┌─ THE INPUT
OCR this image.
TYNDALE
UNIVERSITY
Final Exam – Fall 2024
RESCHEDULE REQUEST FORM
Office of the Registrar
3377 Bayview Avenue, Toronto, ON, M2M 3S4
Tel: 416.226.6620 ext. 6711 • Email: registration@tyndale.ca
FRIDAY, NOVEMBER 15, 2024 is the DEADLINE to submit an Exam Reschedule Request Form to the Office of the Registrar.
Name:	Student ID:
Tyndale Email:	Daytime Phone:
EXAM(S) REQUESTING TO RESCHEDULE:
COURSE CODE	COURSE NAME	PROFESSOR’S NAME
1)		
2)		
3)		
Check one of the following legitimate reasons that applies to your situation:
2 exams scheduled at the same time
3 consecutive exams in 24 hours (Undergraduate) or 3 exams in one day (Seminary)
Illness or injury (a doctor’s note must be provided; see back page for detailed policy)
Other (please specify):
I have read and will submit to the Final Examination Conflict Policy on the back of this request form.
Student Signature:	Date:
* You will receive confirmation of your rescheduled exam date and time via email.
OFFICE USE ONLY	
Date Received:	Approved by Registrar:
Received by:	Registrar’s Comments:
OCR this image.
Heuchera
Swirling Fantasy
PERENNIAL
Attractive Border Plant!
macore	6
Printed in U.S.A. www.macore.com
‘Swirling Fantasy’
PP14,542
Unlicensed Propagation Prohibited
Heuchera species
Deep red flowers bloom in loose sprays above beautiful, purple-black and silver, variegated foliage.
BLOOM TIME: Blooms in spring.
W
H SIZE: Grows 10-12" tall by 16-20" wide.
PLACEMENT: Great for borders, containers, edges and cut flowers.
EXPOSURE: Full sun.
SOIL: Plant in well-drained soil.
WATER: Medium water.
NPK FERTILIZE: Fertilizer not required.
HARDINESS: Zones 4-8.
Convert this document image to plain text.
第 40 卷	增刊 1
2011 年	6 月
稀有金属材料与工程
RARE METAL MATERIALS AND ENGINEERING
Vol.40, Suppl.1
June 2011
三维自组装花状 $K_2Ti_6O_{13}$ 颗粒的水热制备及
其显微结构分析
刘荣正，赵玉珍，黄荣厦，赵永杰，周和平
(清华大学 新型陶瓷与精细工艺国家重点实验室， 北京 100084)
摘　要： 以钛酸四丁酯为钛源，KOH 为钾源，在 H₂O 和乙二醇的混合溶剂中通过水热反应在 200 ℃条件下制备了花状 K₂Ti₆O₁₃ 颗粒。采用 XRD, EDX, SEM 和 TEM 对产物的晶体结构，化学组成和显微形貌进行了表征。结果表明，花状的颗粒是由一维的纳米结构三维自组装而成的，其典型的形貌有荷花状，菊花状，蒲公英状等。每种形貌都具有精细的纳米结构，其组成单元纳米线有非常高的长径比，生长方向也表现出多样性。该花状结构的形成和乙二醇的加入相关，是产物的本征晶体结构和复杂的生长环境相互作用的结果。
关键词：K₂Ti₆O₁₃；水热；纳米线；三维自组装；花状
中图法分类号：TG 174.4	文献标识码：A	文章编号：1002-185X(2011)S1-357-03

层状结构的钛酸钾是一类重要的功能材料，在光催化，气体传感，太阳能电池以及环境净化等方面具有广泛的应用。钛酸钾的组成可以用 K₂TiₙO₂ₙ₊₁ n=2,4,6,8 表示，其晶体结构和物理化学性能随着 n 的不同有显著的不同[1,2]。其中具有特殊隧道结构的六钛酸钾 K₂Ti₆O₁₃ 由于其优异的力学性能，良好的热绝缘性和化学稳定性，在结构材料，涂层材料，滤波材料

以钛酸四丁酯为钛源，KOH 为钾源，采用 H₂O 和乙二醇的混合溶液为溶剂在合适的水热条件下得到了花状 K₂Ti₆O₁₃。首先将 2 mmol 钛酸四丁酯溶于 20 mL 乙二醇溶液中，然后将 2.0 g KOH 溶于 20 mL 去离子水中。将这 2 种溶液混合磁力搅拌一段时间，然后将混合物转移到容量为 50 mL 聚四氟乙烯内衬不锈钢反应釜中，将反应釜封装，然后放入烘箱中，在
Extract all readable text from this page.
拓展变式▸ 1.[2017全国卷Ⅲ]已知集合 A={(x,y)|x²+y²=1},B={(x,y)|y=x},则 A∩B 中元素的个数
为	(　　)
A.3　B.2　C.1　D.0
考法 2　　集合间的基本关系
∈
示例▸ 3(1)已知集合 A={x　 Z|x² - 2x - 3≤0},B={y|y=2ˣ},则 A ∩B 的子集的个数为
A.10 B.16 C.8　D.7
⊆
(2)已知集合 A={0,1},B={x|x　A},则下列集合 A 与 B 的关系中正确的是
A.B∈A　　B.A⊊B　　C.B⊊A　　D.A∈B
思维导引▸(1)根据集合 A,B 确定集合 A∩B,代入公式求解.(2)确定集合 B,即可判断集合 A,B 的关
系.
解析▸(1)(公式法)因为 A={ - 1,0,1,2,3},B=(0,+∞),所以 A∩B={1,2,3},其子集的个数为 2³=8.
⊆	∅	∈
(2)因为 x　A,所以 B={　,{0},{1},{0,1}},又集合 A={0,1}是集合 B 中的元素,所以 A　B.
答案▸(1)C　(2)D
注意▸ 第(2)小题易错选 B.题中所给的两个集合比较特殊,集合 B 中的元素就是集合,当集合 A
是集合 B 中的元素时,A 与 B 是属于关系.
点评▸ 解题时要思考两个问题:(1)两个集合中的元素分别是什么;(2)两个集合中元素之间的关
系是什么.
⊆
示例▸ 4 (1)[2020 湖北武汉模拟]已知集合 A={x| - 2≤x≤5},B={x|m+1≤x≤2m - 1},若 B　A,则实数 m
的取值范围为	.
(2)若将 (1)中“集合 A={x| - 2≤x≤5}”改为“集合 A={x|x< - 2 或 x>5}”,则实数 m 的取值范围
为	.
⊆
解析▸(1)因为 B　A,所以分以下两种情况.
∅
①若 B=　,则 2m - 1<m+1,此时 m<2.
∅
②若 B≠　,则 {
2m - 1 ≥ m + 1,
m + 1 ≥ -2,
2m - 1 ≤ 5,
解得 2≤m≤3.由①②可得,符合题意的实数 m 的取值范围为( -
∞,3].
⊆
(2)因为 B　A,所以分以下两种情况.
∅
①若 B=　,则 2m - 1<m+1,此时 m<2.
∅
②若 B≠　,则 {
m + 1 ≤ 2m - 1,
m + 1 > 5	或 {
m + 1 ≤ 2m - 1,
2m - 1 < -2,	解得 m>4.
└─
WHAT IS NEEDED
Return only those lines of the records that contain the string "submit".

RESULT
FRIDAY, NOVEMBER 15, 2024 is the DEADLINE to submit an Exam Reschedule Request Form to the Office of the Registrar.
I have read and will submit to the Final Examination Conflict Policy on the back of this request form.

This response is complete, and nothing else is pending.